** EXERCISE REQUIREMENTS **
Write out all the data again, exactly as it stands.

# # # # #

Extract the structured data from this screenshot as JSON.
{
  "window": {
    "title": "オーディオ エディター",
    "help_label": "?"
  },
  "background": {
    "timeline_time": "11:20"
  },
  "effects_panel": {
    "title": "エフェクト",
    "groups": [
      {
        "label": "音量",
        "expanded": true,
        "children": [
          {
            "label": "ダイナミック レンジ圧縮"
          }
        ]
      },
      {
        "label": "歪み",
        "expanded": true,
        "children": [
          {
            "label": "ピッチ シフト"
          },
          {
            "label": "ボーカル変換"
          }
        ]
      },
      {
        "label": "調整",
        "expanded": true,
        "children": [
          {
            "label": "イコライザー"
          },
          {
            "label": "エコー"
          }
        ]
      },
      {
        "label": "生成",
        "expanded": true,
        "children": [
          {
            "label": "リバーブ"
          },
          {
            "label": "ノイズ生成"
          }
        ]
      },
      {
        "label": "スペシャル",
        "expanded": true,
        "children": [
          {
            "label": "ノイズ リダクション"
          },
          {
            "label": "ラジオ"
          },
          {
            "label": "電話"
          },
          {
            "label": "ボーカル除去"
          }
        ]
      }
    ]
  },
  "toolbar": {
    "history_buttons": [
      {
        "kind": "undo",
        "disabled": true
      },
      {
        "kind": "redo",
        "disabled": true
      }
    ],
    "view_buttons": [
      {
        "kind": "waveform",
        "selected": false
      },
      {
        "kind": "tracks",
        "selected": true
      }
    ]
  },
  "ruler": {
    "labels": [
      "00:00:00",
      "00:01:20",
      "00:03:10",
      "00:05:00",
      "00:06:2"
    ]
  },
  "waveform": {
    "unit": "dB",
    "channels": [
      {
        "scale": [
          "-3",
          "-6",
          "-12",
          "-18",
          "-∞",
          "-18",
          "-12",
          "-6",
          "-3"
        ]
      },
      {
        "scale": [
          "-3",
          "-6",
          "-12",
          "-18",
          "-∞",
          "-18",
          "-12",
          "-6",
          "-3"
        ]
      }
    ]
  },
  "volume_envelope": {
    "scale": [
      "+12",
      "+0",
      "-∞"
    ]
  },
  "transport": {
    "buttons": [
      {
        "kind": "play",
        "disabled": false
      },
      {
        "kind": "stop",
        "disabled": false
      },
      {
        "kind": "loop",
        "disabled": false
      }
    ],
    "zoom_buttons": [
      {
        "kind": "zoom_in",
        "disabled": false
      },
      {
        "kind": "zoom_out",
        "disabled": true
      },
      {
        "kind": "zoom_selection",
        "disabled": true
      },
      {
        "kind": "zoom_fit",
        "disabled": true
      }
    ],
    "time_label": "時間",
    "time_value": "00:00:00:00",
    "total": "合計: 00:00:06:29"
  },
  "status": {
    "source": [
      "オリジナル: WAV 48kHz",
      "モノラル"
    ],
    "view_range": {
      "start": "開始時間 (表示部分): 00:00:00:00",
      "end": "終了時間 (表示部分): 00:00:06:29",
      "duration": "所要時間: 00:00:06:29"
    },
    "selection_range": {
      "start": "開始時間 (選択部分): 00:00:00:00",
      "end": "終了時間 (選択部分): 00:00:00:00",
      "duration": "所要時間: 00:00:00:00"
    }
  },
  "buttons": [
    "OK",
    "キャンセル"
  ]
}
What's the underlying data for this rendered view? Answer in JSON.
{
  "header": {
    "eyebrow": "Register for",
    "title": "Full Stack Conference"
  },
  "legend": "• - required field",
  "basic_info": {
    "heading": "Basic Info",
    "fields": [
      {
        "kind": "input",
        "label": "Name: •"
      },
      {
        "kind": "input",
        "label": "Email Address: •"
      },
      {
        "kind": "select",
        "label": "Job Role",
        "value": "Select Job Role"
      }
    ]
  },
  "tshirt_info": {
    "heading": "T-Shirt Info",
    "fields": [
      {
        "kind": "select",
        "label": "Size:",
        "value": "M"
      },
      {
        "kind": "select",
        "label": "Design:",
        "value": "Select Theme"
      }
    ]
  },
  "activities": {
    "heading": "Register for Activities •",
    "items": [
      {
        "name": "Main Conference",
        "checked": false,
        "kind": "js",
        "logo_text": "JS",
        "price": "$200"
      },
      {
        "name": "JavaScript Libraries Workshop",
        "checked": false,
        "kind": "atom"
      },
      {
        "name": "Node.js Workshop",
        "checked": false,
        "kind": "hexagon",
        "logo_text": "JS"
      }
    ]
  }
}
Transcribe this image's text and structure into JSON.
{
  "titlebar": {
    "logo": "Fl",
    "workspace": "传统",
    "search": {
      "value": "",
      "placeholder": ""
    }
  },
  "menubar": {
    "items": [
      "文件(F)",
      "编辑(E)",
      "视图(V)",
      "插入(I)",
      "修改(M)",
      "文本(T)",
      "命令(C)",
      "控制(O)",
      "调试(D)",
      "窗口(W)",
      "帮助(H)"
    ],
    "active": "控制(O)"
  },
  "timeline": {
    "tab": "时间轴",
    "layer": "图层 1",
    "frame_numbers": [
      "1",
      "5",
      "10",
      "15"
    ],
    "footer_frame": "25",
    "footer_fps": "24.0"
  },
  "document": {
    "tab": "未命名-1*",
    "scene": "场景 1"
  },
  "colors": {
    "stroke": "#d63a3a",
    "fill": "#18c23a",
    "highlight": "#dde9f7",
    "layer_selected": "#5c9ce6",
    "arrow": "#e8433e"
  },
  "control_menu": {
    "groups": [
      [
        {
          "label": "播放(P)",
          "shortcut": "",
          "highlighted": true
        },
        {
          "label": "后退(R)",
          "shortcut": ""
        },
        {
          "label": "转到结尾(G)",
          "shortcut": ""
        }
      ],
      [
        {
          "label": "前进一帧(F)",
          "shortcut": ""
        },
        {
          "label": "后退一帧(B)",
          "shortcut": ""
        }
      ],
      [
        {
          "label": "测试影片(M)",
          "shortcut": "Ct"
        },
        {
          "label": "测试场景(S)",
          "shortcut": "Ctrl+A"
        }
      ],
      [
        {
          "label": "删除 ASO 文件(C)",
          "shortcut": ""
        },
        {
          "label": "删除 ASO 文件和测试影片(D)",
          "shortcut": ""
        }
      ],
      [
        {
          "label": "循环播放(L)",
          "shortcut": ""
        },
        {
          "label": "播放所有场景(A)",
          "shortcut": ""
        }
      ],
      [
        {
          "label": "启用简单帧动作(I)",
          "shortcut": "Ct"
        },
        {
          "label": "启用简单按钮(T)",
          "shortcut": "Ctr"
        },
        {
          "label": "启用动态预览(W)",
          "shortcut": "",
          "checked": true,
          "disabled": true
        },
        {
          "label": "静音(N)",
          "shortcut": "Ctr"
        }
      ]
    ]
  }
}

# # # # #

** THE RESULT **
Extract the structured data from this screenshot as JSON.
{
  "window": {
    "title": "オーディオ エディター",
    "help_label": "?"
  },
  "background": {
    "timeline_time": "11:20"
  },
  "effects_panel": {
    "title": "エフェクト",
    "groups": [
      {
        "label": "音量",
        "expanded": true,
        "children": [
          {
            "label": "ダイナミック レンジ圧縮"
          }
        ]
      },
      {
        "label": "歪み",
        "expanded": true,
        "children": [
          {
            "label": "ピッチ シフト"
          },
          {
            "label": "ボーカル変換"
          }
        ]
      },
      {
        "label": "調整",
        "expanded": true,
        "children": [
          {
            "label": "イコライザー"
          },
          {
            "label": "エコー"
          }
        ]
      },
      {
        "label": "生成",
        "expanded": true,
        "children": [
          {
            "label": "リバーブ"
          },
          {
            "label": "ノイズ生成"
          }
        ]
      },
      {
        "label": "スペシャル",
        "expanded": true,
        "children": [
          {
            "label": "ノイズ リダクション"
          },
          {
            "label": "ラジオ"
          },
          {
            "label": "電話"
          },
          {
            "label": "ボーカル除去"
          }
        ]
      }
    ]
  },
  "toolbar": {
    "history_buttons": [
      {
        "kind": "undo",
        "disabled": true
      },
      {
        "kind": "redo",
        "disabled": true
      }
    ],
    "view_buttons": [
      {
        "kind": "waveform",
        "selected": false
      },
      {
        "kind": "tracks",
        "selected": true
      }
    ]
  },
  "ruler": {
    "labels": [
      "00:00:00",
      "00:01:20",
      "00:03:10",
      "00:05:00",
      "00:06:2"
    ]
  },
  "waveform": {
    "unit": "dB",
    "channels": [
      {
        "scale": [
          "-3",
          "-6",
          "-12",
          "-18",
          "-∞",
          "-18",
          "-12",
          "-6",
          "-3"
        ]
      },
      {
        "scale": [
          "-3",
          "-6",
          "-12",
          "-18",
          "-∞",
          "-18",
          "-12",
          "-6",
          "-3"
        ]
      }
    ]
  },
  "volume_envelope": {
    "scale": [
      "+12",
      "+0",
      "-∞"
    ]
  },
  "transport": {
    "buttons": [
      {
        "kind": "play",
        "disabled": false
      },
      {
        "kind": "stop",
        "disabled": false
      },
      {
        "kind": "loop",
        "disabled": false
      }
    ],
    "zoom_buttons": [
      {
        "kind": "zoom_in",
        "disabled": false
      },
      {
        "kind": "zoom_out",
        "disabled": true
      },
      {
        "kind": "zoom_selection",
        "disabled": true
      },
      {
        "kind": "zoom_fit",
        "disabled": true
      }
    ],
    "time_label": "時間",
    "time_value": "00:00:00:00",
    "total": "合計: 00:00:06:29"
  },
  "status": {
    "source": [
      "オリジナル: WAV 48kHz",
      "モノラル"
    ],
    "view_range": {
      "start": "開始時間 (表示部分): 00:00:00:00",
      "end": "終了時間 (表示部分): 00:00:06:29",
      "duration": "所要時間: 00:00:06:29"
    },
    "selection_range": {
      "start": "開始時間 (選択部分): 00:00:00:00",
      "end": "終了時間 (選択部分): 00:00:00:00",
      "duration": "所要時間: 00:00:00:00"
    }
  },
  "buttons": [
    "OK",
    "キャンセル"
  ]
}
What's the underlying data for this rendered view? Answer in JSON.
{
  "header": {
    "eyebrow": "Register for",
    "title": "Full Stack Conference"
  },
  "legend": "• - required field",
  "basic_info": {
    "heading": "Basic Info",
    "fields": [
      {
        "kind": "input",
        "label": "Name: •"
      },
      {
        "kind": "input",
        "label": "Email Address: •"
      },
      {
        "kind": "select",
        "label": "Job Role",
        "value": "Select Job Role"
      }
    ]
  },
  "tshirt_info": {
    "heading": "T-Shirt Info",
    "fields": [
      {
        "kind": "select",
        "label": "Size:",
        "value": "M"
      },
      {
        "kind": "select",
        "label": "Design:",
        "value": "Select Theme"
      }
    ]
  },
  "activities": {
    "heading": "Register for Activities •",
    "items": [
      {
        "name": "Main Conference",
        "checked": false,
        "kind": "js",
        "logo_text": "JS",
        "price": "$200"
      },
      {
        "name": "JavaScript Libraries Workshop",
        "checked": false,
        "kind": "atom"
      },
      {
        "name": "Node.js Workshop",
        "checked": false,
        "kind": "hexagon",
        "logo_text": "JS"
      }
    ]
  }
}
Transcribe this image's text and structure into JSON.
{
  "titlebar": {
    "logo": "Fl",
    "workspace": "传统",
    "search": {
      "value": "",
      "placeholder": ""
    }
  },
  "menubar": {
    "items": [
      "文件(F)",
      "编辑(E)",
      "视图(V)",
      "插入(I)",
      "修改(M)",
      "文本(T)",
      "命令(C)",
      "控制(O)",
      "调试(D)",
      "窗口(W)",
      "帮助(H)"
    ],
    "active": "控制(O)"
  },
  "timeline": {
    "tab": "时间轴",
    "layer": "图层 1",
    "frame_numbers": [
      "1",
      "5",
      "10",
      "15"
    ],
    "footer_frame": "25",
    "footer_fps": "24.0"
  },
  "document": {
    "tab": "未命名-1*",
    "scene": "场景 1"
  },
  "colors": {
    "stroke": "#d63a3a",
    "fill": "#18c23a",
    "highlight": "#dde9f7",
    "layer_selected": "#5c9ce6",
    "arrow": "#e8433e"
  },
  "control_menu": {
    "groups": [
      [
        {
          "label": "播放(P)",
          "shortcut": "",
          "highlighted": true
        },
        {
          "label": "后退(R)",
          "shortcut": ""
        },
        {
          "label": "转到结尾(G)",
          "shortcut": ""
        }
      ],
      [
        {
          "label": "前进一帧(F)",
          "shortcut": ""
        },
        {
          "label": "后退一帧(B)",
          "shortcut": ""
        }
      ],
      [
        {
          "label": "测试影片(M)",
          "shortcut": "Ct"
        },
        {
          "label": "测试场景(S)",
          "shortcut": "Ctrl+A"
        }
      ],
      [
        {
          "label": "删除 ASO 文件(C)",
          "shortcut": ""
        },
        {
          "label": "删除 ASO 文件和测试影片(D)",
          "shortcut": ""
        }
      ],
      [
        {
          "label": "循环播放(L)",
          "shortcut": ""
        },
        {
          "label": "播放所有场景(A)",
          "shortcut": ""
        }
      ],
      [
        {
          "label": "启用简单帧动作(I)",
          "shortcut": "Ct"
        },
        {
          "label": "启用简单按钮(T)",
          "shortcut": "Ctr"
        },
        {
          "label": "启用动态预览(W)",
          "shortcut": "",
          "checked": true,
          "disabled": true
        },
        {
          "label": "静音(N)",
          "shortcut": "Ctr"
        }
      ]
    ]
  }
}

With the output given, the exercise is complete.